[Start Task material]

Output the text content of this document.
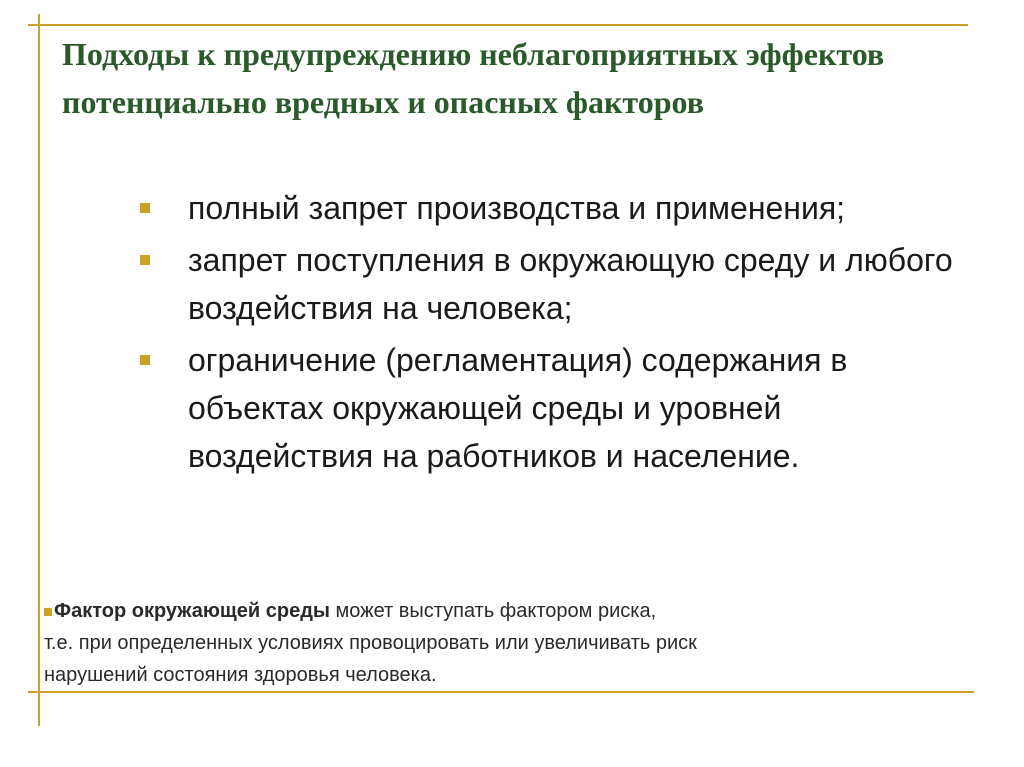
Подходы к предупреждению неблагоприятных эффектов потенциально вредных и опасных факторов
полный запрет производства и применения;
запрет поступления в окружающую среду и любого воздействия на человека;
ограничение (регламентация) содержания в объектах окружающей среды и уровней воздействия на работников и население.
Фактор окружающей среды может выступать фактором риска,
т.е. при определенных условиях провоцировать или увеличивать риск
нарушений состояния здоровья человека.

[End Task material]

Do this - Pictures in the data above should not be copied; transcribe everything else exactly.

Result of this exercise -
Output the text content of this document.
Подходы к предупреждению неблагоприятных эффектов потенциально вредных и опасных факторов
полный запрет производства и применения;
запрет поступления в окружающую среду и любого воздействия на человека;
ограничение (регламентация) содержания в объектах окружающей среды и уровней воздействия на работников и население.
Фактор окружающей среды может выступать фактором риска,
т.е. при определенных условиях провоцировать или увеличивать риск
нарушений состояния здоровья человека.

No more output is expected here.